_EXTRACT TO READ:_
_____
This invention pertains to neural network technology, and more specifically, to a novel neural network system and method for scheduling manufacturing resources in a dynamic factory floor environment. Factory floor scheduling involves building a schedule by assigning manufacturing resources (i.e. start and end times and machines) to each operation of a work order (also known as production, job, or manufacturing orders) which is subjected to a set of production constraints (e.g. resource requirements, quality standards, priority of customer, etc.). FIG. 1 shows, in block diagram form, key concepts concerning factory floor scheduling process. Referring now to FIG. 1, work orders 810 which represent demands from customers together with production constraints 850 such as machine workload and performance goals, etc. are input to drive scheduling process 800 to produce a feasible factory floor schedule 860.
FIG. 2 shows a screen of the data which work order 810 may contain. Typically these data are entered by a production planner into a database. Data related to work order 810 can then be retrieved from the database for use by scheduling process 800. An example of these related data is depicted in the example of a Part Data Screen, as shown in FIG. 3. Given part number 910 from work order 810, data relevant to part number 910, such as family group it belongs to, standard lot size, run hours, tooling required, etc., are then retrieved from the database and used in scheduling process 800 (FIG. 1). The output of scheduling process 800 is a factory floor schedule 860 which is normally represented in the form of a Gantt chart. An example of such a Gantt chart is shown in FIG. 4. It is to be understood that FIGS. 2, 3, and 4 are merely examples for purposes of illustration.
_____
_WHAT TO WORK ON:_
(1) Answer these questions from the factory floor scheduling text:
(a) By what other names are work orders known?
(b) Who typically enters work order data into a database?
(c) In what form is factory floor schedule 860 normally represented?
(2) Pick up the factory floor scheduling text after its final sentence and continue it.

_DATASET EXTRACT:_
_____
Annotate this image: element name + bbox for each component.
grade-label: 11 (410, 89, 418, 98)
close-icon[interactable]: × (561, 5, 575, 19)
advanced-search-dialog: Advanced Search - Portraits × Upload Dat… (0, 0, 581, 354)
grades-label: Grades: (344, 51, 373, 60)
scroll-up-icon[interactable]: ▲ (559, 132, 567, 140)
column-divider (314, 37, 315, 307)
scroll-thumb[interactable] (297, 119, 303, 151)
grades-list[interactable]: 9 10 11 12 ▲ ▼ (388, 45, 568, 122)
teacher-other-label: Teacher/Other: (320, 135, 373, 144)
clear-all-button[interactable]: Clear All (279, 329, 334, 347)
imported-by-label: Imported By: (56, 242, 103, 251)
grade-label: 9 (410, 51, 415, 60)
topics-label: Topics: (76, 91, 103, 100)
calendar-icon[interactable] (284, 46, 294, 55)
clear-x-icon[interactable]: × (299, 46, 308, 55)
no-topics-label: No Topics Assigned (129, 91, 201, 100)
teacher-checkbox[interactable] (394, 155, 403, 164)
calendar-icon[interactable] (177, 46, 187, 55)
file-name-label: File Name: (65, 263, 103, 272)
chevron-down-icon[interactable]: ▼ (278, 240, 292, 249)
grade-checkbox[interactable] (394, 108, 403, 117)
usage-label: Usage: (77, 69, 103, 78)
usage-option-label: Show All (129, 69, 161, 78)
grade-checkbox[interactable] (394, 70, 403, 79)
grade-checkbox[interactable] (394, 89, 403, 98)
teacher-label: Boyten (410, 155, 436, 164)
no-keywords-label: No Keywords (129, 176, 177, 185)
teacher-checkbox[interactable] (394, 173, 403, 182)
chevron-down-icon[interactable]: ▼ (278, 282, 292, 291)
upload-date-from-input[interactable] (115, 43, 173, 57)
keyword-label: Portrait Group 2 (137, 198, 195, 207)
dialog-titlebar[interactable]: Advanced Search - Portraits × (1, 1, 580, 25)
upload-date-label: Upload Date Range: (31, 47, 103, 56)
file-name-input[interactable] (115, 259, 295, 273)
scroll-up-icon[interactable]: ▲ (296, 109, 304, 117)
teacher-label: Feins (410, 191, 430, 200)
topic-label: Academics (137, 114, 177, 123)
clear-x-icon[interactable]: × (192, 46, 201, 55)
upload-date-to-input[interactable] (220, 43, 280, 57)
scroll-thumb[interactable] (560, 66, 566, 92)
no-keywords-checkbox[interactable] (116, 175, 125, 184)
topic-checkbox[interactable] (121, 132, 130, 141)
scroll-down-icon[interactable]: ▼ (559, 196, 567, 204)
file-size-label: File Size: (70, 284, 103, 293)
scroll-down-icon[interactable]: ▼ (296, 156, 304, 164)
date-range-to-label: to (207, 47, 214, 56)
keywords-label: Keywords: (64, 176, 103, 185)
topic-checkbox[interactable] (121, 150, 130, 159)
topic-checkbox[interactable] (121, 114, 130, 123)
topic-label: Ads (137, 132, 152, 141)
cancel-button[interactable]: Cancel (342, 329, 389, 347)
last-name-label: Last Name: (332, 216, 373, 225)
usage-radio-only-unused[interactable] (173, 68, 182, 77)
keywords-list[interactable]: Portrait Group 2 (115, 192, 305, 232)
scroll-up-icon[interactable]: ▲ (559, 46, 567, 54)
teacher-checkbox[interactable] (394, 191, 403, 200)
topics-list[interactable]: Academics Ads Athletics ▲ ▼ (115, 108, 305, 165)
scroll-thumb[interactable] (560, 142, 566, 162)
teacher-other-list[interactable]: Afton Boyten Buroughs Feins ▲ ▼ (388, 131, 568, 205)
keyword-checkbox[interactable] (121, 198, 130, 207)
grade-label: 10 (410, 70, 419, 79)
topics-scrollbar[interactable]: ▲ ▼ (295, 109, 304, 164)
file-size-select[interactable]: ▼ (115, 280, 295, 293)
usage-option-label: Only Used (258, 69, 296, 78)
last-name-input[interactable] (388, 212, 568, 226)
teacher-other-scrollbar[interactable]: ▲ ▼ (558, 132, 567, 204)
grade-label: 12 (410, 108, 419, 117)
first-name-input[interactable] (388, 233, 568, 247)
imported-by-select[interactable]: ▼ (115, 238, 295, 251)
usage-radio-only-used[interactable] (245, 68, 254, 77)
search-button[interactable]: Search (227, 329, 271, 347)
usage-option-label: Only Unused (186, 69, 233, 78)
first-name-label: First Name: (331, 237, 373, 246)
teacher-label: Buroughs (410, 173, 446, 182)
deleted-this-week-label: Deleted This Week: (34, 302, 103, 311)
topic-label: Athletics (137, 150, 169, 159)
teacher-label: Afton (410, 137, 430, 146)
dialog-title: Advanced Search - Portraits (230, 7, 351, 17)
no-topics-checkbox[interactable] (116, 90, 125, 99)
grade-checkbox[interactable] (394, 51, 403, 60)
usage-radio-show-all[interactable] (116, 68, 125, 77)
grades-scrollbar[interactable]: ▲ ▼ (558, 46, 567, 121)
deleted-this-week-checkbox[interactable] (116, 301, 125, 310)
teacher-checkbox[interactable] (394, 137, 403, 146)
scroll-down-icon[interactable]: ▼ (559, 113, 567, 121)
_____
_SOLVED PROBLEMS:_
(1)
(a) Production, job, or manufacturing orders.
(b) A production planner.
(c) A Gantt chart.

(2)
For the past three decades, numerous methods such as MRP II 830 (for example, refer to Kanet, "MRP 96: Time to Rethink Manufacturing Logistics", Production and Inventory Management journal, 2nd Quarter, 1988), and simulation 840 (for example, refer to MacFarland, "Shop Floor Scheduling and Control Using Simulation Technology," Integrated Manufacturing, May 1990) as as shown in FIG. 1 have been developed to tackle scheduling problems on the factory floor. However, most of these prior art methods are not designed for scheduling in a dynamic factory floor environment. In reality, all factory floors are dynamic. This is because there are just too many variables and factors both on the factory floor and from marketing for a production schedule to be valid for an entire day or even a single shift. For example, machine breakdown, operator and tooling availability, and changes in the demand and order requirements all contribute to scheduling and factory floor problems. Because a schedule is generated as a plan to utilize given resources, conflicts result when resource changes occur. Therefore a good factory floor scheduling system must be able to adjust the schedule to accommodate unexpected situations, changes in order requirements, and other environmental conditions. MRP II 830 systems as shown in FIG. 1 are the most popular production scheduling tools for multi-product, small lot size job shop production environment. Despite its popularity, the MRP II 830 system has not been widely used as a scheduling tool in the dynamic factory floor due to its many deficiencies.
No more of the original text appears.